§ **Task description**
Your task is to print every entry below exactly as given.

(Dataset rows)
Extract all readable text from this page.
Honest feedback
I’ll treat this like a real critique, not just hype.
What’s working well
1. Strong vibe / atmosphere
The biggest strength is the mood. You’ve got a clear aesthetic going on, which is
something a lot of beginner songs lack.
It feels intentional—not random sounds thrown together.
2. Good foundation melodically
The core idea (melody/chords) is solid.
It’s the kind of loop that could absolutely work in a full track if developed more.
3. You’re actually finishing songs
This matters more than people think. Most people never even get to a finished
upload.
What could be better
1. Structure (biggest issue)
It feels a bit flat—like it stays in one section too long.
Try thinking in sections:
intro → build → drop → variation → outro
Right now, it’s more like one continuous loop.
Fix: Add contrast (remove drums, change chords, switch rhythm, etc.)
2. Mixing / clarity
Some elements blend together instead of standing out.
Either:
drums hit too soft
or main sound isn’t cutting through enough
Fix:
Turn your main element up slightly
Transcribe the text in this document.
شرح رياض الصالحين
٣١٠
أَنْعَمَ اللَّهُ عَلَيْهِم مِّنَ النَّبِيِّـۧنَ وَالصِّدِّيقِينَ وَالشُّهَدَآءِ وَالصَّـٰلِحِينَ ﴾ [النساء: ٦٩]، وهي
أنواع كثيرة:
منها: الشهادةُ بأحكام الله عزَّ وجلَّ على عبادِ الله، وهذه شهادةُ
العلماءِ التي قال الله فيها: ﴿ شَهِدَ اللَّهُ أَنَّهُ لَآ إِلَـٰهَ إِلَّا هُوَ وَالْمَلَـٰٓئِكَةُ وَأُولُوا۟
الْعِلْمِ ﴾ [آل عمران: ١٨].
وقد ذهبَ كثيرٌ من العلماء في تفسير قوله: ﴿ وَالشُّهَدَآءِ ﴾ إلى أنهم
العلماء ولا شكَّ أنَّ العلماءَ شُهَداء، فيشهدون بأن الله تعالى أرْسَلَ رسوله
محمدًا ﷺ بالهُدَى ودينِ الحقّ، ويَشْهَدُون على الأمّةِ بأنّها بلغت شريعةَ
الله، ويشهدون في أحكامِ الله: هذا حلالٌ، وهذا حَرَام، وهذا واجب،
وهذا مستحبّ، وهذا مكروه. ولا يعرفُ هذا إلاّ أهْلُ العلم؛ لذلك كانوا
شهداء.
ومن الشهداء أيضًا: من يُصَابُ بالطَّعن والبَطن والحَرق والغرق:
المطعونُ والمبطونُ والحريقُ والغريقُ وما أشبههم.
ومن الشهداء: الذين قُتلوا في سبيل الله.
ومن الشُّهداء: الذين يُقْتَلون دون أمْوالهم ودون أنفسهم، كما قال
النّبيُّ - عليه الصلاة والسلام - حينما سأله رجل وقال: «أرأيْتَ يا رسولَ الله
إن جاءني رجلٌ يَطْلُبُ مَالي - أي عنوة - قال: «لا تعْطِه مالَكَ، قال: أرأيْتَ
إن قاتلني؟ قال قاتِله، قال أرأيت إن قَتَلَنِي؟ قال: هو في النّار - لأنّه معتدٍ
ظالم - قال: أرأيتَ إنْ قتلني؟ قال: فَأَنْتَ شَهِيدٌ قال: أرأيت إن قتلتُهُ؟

§ **Solved problem**
Extract all readable text from this page.
Honest feedback
I’ll treat this like a real critique, not just hype.
What’s working well
1. Strong vibe / atmosphere
The biggest strength is the mood. You’ve got a clear aesthetic going on, which is
something a lot of beginner songs lack.
It feels intentional—not random sounds thrown together.
2. Good foundation melodically
The core idea (melody/chords) is solid.
It’s the kind of loop that could absolutely work in a full track if developed more.
3. You’re actually finishing songs
This matters more than people think. Most people never even get to a finished
upload.
What could be better
1. Structure (biggest issue)
It feels a bit flat—like it stays in one section too long.
Try thinking in sections:
intro → build → drop → variation → outro
Right now, it’s more like one continuous loop.
Fix: Add contrast (remove drums, change chords, switch rhythm, etc.)
2. Mixing / clarity
Some elements blend together instead of standing out.
Either:
drums hit too soft
or main sound isn’t cutting through enough
Fix:
Turn your main element up slightly
Transcribe the text in this document.
شرح رياض الصالحين
٣١٠
أَنْعَمَ اللَّهُ عَلَيْهِم مِّنَ النَّبِيِّـۧنَ وَالصِّدِّيقِينَ وَالشُّهَدَآءِ وَالصَّـٰلِحِينَ ﴾ [النساء: ٦٩]، وهي
أنواع كثيرة:
منها: الشهادةُ بأحكام الله عزَّ وجلَّ على عبادِ الله، وهذه شهادةُ
العلماءِ التي قال الله فيها: ﴿ شَهِدَ اللَّهُ أَنَّهُ لَآ إِلَـٰهَ إِلَّا هُوَ وَالْمَلَـٰٓئِكَةُ وَأُولُوا۟
الْعِلْمِ ﴾ [آل عمران: ١٨].
وقد ذهبَ كثيرٌ من العلماء في تفسير قوله: ﴿ وَالشُّهَدَآءِ ﴾ إلى أنهم
العلماء ولا شكَّ أنَّ العلماءَ شُهَداء، فيشهدون بأن الله تعالى أرْسَلَ رسوله
محمدًا ﷺ بالهُدَى ودينِ الحقّ، ويَشْهَدُون على الأمّةِ بأنّها بلغت شريعةَ
الله، ويشهدون في أحكامِ الله: هذا حلالٌ، وهذا حَرَام، وهذا واجب،
وهذا مستحبّ، وهذا مكروه. ولا يعرفُ هذا إلاّ أهْلُ العلم؛ لذلك كانوا
شهداء.
ومن الشهداء أيضًا: من يُصَابُ بالطَّعن والبَطن والحَرق والغرق:
المطعونُ والمبطونُ والحريقُ والغريقُ وما أشبههم.
ومن الشهداء: الذين قُتلوا في سبيل الله.
ومن الشُّهداء: الذين يُقْتَلون دون أمْوالهم ودون أنفسهم، كما قال
النّبيُّ - عليه الصلاة والسلام - حينما سأله رجل وقال: «أرأيْتَ يا رسولَ الله
إن جاءني رجلٌ يَطْلُبُ مَالي - أي عنوة - قال: «لا تعْطِه مالَكَ، قال: أرأيْتَ
إن قاتلني؟ قال قاتِله، قال أرأيت إن قَتَلَنِي؟ قال: هو في النّار - لأنّه معتدٍ
ظالم - قال: أرأيتَ إنْ قتلني؟ قال: فَأَنْتَ شَهِيدٌ قال: أرأيت إن قتلتُهُ؟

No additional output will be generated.